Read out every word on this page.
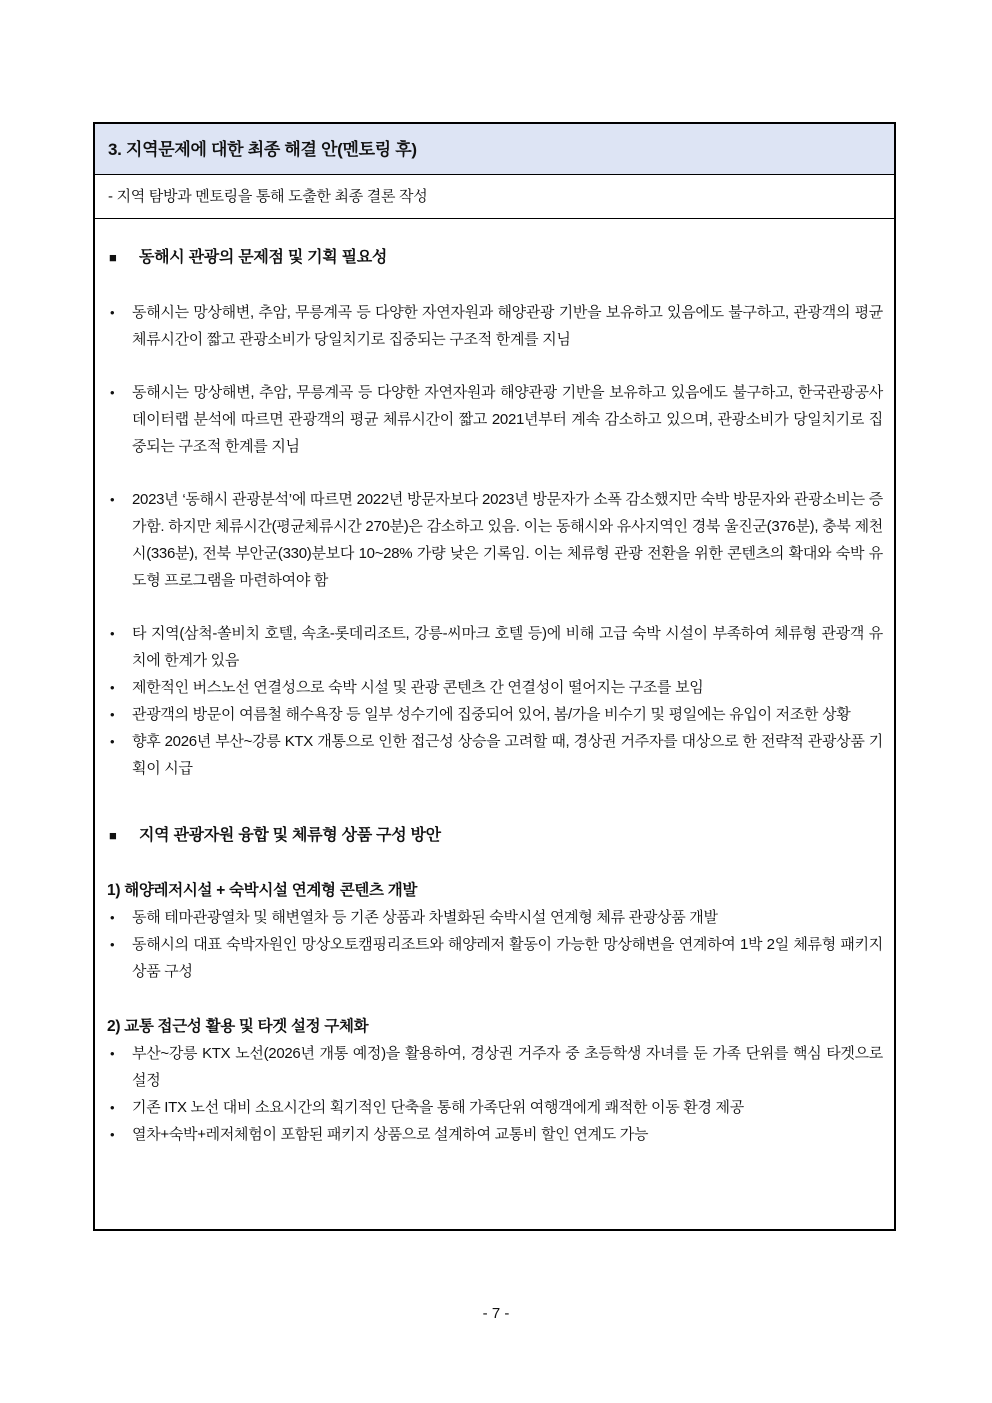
3. 지역문제에 대한 최종 해결 안(멘토링 후)
- 지역 탐방과 멘토링을 통해 도출한 최종 결론 작성
■	동해시 관광의 문제점 및 기획 필요성
•	동해시는 망상해변, 추암, 무릉계곡 등 다양한 자연자원과 해양관광 기반을 보유하고 있음에도 불구하고, 관광객의 평균 체류시간이 짧고 관광소비가 당일치기로 집중되는 구조적 한계를 지님
•	동해시는 망상해변, 추암, 무릉계곡 등 다양한 자연자원과 해양관광 기반을 보유하고 있음에도 불구하고, 한국관광공사 데이터랩 분석에 따르면 관광객의 평균 체류시간이 짧고 2021년부터 계속 감소하고 있으며, 관광소비가 당일치기로 집중되는 구조적 한계를 지님
•	2023년 ‘동해시 관광분석’에 따르면 2022년 방문자보다 2023년 방문자가 소폭 감소했지만 숙박 방문자와 관광소비는 증가함. 하지만 체류시간(평균체류시간 270분)은 감소하고 있음. 이는 동해시와 유사지역인 경북 울진군(376분), 충북 제천시(336분), 전북 부안군(330)분보다 10~28% 가량 낮은 기록임. 이는 체류형 관광 전환을 위한 콘텐츠의 확대와 숙박 유도형 프로그램을 마련하여야 함
•	타 지역(삼척-쏠비치 호텔, 속초-롯데리조트, 강릉-씨마크 호텔 등)에 비해 고급 숙박 시설이 부족하여 체류형 관광객 유치에 한계가 있음
•	제한적인 버스노선 연결성으로 숙박 시설 및 관광 콘텐츠 간 연결성이 떨어지는 구조를 보임
•	관광객의 방문이 여름철 해수욕장 등 일부 성수기에 집중되어 있어, 봄/가을 비수기 및 평일에는 유입이 저조한 상황
•	향후 2026년 부산~강릉 KTX 개통으로 인한 접근성 상승을 고려할 때, 경상권 거주자를 대상으로 한 전략적 관광상품 기획이 시급
■	지역 관광자원 융합 및 체류형 상품 구성 방안
1) 해양레저시설 + 숙박시설 연계형 콘텐츠 개발
•	동해 테마관광열차 및 해변열차 등 기존 상품과 차별화된 숙박시설 연계형 체류 관광상품 개발
•	동해시의 대표 숙박자원인 망상오토캠핑리조트와 해양레저 활동이 가능한 망상해변을 연계하여 1박 2일 체류형 패키지 상품 구성
2) 교통 접근성 활용 및 타겟 설정 구체화
•	부산~강릉 KTX 노선(2026년 개통 예정)을 활용하여, 경상권 거주자 중 초등학생 자녀를 둔 가족 단위를 핵심 타겟으로 설정
•	기존 ITX 노선 대비 소요시간의 획기적인 단축을 통해 가족단위 여행객에게 쾌적한 이동 환경 제공
•	열차+숙박+레저체험이 포함된 패키지 상품으로 설계하여 교통비 할인 연계도 가능
- 7 -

WORK TO BE COMPLETED:
Looking at the entries above, how many lines contain the word "관광상품"? Answer with the number alone.

ANSWER FOR THE TASK:
2